Answer with a single number: the count of lines that hold "title".
----------
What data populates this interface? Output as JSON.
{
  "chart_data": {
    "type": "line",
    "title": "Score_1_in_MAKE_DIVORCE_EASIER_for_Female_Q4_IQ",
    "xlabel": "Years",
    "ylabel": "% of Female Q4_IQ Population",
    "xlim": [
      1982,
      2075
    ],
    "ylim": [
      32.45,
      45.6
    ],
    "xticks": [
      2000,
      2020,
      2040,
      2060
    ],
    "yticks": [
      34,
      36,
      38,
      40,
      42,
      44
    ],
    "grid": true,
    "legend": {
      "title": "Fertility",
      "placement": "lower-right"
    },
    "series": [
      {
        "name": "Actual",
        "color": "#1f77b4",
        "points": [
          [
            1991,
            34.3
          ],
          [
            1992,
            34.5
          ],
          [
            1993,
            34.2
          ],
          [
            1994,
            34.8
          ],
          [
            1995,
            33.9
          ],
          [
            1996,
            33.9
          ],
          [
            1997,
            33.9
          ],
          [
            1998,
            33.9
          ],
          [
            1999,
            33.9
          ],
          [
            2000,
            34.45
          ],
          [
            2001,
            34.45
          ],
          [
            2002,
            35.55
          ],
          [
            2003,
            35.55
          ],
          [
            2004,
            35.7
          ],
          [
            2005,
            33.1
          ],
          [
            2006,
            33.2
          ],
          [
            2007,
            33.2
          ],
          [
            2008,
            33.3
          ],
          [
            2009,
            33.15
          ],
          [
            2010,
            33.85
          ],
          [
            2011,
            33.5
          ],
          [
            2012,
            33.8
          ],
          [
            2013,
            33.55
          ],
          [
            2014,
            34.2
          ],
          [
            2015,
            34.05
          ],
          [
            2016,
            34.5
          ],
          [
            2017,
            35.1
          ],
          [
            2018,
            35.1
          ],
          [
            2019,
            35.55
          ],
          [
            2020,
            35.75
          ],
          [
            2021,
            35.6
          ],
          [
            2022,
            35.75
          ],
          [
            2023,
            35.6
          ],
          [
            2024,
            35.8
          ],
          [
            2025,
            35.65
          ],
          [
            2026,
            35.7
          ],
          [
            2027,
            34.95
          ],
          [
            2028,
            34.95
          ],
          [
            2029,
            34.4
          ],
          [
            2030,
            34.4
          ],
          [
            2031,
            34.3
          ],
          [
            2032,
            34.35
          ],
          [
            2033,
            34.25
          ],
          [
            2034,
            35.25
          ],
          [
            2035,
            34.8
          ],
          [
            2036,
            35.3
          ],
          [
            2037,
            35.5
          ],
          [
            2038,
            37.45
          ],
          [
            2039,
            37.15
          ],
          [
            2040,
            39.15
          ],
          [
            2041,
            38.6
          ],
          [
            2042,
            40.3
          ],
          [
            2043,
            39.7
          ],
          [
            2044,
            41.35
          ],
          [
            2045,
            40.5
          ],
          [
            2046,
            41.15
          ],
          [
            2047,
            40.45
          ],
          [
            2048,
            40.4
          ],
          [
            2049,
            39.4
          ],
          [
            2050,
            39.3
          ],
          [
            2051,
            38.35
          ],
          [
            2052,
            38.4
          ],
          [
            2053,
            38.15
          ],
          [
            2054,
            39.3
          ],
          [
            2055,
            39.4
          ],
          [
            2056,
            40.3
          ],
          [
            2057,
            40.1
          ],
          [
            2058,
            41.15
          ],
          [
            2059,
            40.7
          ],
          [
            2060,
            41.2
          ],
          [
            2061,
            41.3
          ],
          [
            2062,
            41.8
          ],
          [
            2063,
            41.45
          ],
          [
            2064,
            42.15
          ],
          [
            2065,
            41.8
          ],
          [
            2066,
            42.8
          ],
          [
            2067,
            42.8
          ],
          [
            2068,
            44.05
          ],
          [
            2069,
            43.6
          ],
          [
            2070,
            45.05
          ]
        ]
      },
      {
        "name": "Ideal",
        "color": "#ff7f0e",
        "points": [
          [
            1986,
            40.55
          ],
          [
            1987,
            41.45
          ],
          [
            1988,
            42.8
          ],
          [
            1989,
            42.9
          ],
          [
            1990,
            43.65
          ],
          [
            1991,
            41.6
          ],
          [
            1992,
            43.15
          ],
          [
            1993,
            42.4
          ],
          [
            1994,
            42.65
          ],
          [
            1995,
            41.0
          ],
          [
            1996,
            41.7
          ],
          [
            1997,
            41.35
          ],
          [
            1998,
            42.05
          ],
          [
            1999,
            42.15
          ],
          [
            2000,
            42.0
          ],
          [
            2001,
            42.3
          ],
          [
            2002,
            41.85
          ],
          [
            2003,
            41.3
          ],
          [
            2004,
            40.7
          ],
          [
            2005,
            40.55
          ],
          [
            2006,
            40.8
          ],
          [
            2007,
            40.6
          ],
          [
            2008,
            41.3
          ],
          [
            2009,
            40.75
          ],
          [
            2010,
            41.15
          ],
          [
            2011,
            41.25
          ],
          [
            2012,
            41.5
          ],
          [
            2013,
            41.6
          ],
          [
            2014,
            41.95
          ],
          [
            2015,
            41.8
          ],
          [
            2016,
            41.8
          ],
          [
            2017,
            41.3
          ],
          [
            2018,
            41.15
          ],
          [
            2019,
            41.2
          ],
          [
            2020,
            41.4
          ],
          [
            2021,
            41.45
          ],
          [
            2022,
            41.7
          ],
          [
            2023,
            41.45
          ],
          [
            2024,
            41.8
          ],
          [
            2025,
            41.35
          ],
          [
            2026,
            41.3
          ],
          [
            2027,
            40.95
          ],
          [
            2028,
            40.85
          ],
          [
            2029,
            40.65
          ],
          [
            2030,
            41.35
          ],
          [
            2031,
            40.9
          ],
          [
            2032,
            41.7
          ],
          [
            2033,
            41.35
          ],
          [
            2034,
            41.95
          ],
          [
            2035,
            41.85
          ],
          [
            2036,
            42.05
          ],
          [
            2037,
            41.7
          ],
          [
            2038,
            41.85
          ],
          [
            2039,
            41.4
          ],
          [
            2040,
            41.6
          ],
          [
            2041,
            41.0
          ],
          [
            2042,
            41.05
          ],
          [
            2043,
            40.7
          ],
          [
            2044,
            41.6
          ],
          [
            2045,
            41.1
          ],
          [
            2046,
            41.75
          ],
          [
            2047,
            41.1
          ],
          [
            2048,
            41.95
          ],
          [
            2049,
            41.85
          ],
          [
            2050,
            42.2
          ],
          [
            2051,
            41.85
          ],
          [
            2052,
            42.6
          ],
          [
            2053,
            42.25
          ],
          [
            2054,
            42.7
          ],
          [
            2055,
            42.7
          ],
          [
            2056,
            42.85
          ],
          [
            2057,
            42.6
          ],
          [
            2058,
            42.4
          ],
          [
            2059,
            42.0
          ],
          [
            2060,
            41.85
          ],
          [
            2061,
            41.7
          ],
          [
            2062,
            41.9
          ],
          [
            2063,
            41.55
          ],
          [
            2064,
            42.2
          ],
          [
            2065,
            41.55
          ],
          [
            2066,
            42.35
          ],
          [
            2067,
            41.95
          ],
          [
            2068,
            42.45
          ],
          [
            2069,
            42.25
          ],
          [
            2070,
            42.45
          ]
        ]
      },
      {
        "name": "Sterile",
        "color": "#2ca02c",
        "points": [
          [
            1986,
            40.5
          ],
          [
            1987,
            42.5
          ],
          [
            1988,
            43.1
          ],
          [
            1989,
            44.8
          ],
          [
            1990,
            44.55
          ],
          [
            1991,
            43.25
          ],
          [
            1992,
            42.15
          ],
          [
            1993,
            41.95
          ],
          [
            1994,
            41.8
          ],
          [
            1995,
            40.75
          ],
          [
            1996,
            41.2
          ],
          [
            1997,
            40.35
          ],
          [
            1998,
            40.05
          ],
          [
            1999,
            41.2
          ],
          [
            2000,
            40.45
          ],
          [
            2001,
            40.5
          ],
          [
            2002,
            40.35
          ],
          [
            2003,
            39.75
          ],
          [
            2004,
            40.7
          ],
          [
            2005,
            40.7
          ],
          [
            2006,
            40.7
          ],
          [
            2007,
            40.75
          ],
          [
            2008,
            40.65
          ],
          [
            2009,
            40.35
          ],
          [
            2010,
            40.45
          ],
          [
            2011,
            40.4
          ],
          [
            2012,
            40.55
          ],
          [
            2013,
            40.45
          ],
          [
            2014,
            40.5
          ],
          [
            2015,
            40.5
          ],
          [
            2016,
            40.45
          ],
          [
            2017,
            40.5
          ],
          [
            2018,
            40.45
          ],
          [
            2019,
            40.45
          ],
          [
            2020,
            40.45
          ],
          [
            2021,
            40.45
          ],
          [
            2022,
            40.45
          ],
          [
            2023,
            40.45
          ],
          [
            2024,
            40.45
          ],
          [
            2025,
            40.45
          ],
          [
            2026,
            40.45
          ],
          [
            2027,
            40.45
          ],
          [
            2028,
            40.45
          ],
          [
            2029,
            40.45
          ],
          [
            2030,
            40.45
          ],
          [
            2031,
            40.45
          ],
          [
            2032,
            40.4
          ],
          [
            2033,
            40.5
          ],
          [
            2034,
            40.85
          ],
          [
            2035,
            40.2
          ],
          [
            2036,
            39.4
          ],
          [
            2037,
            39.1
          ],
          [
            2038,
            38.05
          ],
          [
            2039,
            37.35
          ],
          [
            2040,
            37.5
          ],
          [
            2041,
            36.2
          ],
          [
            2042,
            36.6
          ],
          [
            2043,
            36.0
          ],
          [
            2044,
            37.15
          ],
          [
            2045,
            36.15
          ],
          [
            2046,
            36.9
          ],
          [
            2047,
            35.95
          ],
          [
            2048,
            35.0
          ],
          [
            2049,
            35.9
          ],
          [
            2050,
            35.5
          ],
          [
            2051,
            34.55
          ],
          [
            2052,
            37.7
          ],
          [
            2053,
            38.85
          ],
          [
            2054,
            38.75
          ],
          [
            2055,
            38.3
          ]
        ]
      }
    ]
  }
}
----------
◆ FULL ANSWER: 2